==== Supplied entries

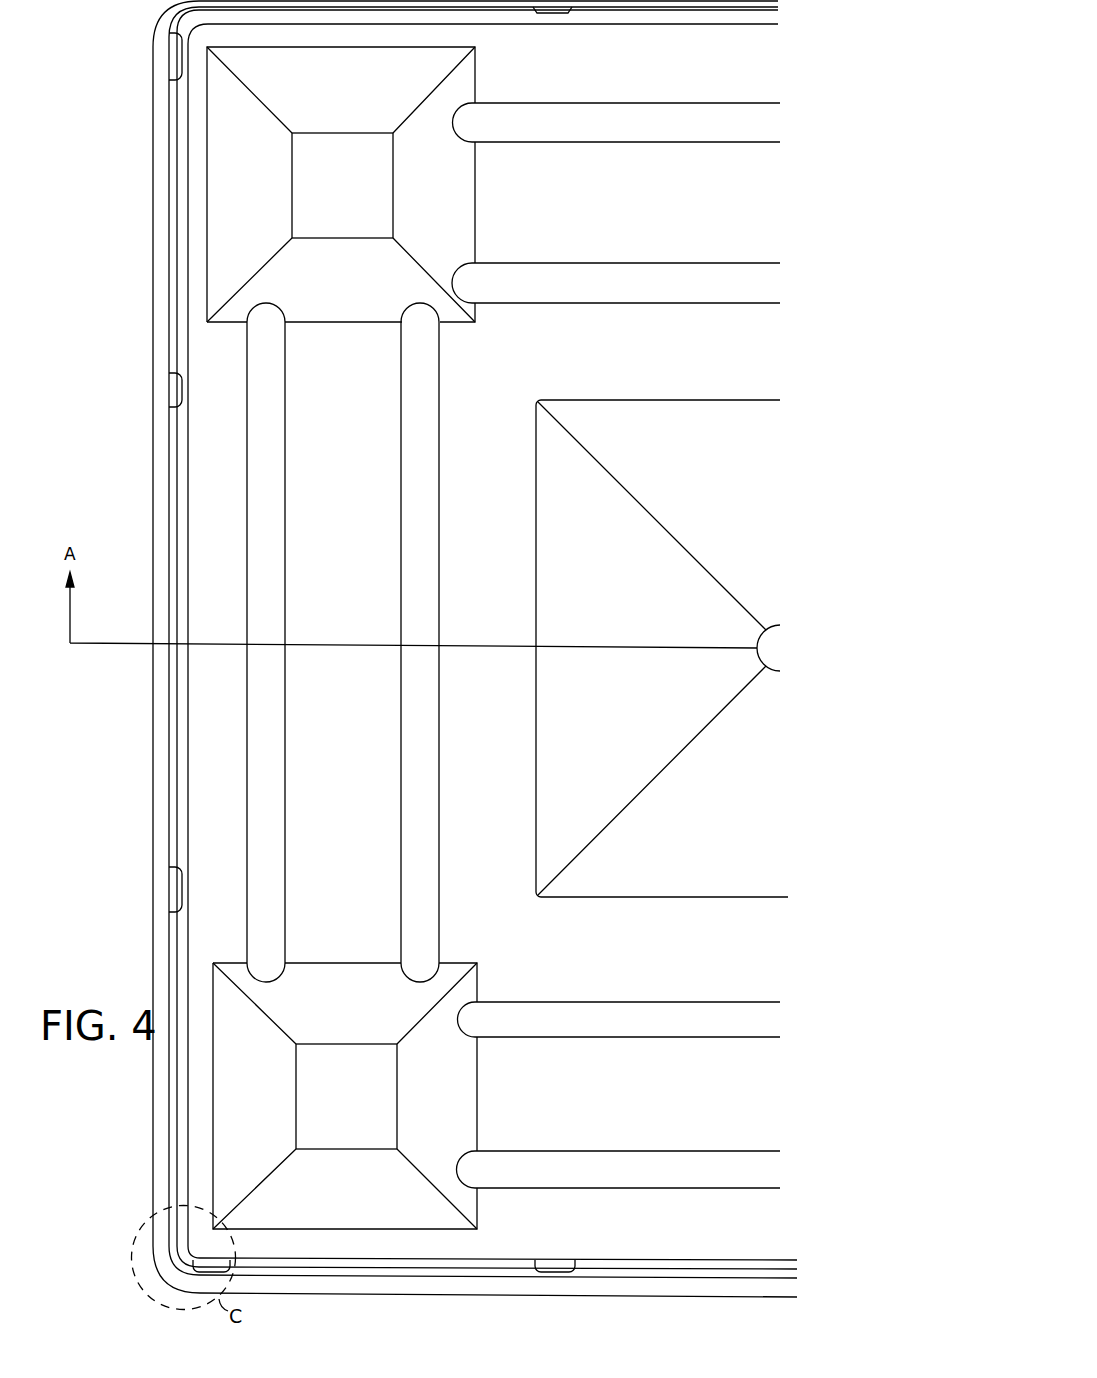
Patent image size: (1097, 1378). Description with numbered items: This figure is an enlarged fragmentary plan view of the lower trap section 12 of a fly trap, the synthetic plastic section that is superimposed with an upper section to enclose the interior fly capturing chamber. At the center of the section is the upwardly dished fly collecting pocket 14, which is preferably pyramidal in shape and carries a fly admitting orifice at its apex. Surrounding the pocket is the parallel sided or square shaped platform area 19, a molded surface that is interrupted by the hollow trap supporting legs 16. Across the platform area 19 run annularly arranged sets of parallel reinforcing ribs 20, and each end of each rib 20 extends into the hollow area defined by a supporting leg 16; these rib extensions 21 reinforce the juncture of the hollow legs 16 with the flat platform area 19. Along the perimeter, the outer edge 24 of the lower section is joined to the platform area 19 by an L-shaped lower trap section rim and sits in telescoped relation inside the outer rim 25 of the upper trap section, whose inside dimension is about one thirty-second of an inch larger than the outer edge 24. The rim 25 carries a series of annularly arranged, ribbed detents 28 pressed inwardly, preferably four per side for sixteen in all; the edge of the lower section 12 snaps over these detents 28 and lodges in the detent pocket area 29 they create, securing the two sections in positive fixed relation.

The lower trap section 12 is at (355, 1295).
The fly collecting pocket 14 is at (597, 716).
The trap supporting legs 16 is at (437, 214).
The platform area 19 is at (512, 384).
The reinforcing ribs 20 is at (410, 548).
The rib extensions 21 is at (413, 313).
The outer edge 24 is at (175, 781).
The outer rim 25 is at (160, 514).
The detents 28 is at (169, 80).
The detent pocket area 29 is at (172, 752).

========
==== Supplied entries

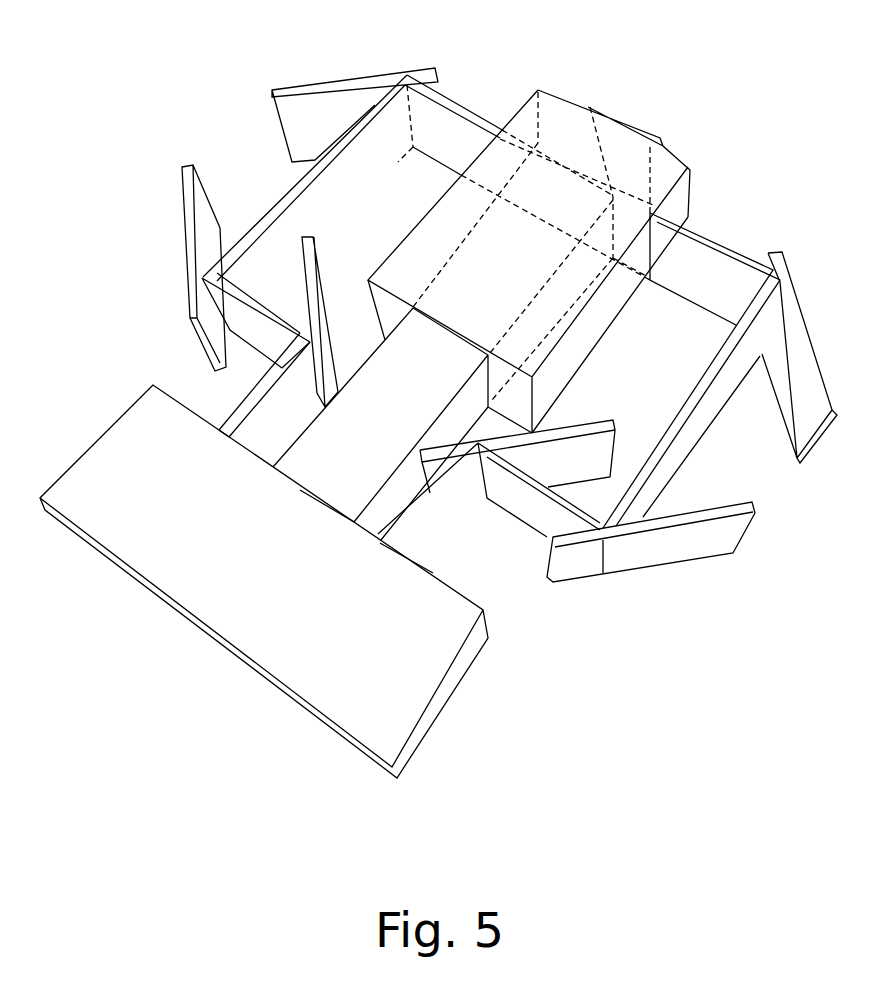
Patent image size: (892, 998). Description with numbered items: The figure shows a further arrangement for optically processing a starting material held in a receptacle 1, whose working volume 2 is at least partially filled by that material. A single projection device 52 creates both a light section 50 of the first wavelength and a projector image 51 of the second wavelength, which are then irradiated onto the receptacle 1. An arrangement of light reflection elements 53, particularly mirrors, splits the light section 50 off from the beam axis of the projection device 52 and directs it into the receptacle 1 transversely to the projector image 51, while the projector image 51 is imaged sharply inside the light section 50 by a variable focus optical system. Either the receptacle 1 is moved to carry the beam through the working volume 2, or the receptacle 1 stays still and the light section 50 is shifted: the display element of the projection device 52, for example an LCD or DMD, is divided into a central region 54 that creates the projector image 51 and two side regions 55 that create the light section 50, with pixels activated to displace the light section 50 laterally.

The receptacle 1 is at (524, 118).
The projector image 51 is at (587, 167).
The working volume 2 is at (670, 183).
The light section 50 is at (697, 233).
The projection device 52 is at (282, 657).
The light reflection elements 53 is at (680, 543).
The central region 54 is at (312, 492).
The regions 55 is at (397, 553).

========
==== Supplied entries

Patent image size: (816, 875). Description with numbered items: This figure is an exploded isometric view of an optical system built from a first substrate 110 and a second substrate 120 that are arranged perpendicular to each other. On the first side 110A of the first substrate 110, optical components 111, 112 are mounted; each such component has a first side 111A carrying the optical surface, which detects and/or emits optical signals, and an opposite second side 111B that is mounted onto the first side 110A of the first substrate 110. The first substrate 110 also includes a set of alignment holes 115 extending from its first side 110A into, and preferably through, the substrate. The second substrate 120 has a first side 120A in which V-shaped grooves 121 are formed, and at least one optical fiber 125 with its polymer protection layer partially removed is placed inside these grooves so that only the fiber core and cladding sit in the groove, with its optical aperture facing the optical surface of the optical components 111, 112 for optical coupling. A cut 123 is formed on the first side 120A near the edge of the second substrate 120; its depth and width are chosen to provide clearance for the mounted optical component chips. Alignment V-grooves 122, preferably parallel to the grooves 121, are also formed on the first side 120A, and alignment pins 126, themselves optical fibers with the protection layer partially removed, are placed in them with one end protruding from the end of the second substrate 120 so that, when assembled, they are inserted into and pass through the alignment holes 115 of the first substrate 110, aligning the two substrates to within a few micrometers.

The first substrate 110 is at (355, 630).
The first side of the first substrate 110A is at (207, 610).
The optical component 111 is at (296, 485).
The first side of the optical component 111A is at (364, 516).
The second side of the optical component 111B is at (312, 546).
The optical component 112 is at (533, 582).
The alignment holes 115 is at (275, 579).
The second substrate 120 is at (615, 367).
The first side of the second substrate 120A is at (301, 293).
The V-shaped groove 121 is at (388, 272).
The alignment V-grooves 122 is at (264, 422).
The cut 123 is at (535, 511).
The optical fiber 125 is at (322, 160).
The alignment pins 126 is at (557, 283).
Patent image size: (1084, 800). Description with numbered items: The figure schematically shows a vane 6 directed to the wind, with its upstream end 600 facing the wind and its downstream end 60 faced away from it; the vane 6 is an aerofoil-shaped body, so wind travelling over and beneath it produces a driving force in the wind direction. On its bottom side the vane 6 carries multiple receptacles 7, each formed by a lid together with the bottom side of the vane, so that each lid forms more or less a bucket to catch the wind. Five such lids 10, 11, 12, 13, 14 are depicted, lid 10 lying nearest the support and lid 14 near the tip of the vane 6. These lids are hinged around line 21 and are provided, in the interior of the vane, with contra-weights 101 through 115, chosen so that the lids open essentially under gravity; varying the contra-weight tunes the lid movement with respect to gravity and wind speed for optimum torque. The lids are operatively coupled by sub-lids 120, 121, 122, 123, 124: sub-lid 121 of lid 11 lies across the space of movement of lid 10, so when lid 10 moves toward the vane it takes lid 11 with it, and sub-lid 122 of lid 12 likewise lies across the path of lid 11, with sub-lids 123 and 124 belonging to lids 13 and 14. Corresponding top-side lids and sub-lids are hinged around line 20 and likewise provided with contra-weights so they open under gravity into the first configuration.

========

*Directions*
Reproduce the stretch of the listing from the line containing "Patent image size: (892, 998)." through the line containing "The projection device 52 is at (282, 657).", both included, with nothing changed.

*Result for this exercise*
Patent image size: (892, 998). Description with numbered items: The figure shows a further arrangement for optically processing a starting material held in a receptacle 1, whose working volume 2 is at least partially filled by that material. A single projection device 52 creates both a light section 50 of the first wavelength and a projector image 51 of the second wavelength, which are then irradiated onto the receptacle 1. An arrangement of light reflection elements 53, particularly mirrors, splits the light section 50 off from the beam axis of the projection device 52 and directs it into the receptacle 1 transversely to the projector image 51, while the projector image 51 is imaged sharply inside the light section 50 by a variable focus optical system. Either the receptacle 1 is moved to carry the beam through the working volume 2, or the receptacle 1 stays still and the light section 50 is shifted: the display element of the projection device 52, for example an LCD or DMD, is divided into a central region 54 that creates the projector image 51 and two side regions 55 that create the light section 50, with pixels activated to displace the light section 50 laterally.

The receptacle 1 is at (524, 118).
The projector image 51 is at (587, 167).
The working volume 2 is at (670, 183).
The light section 50 is at (697, 233).
The projection device 52 is at (282, 657).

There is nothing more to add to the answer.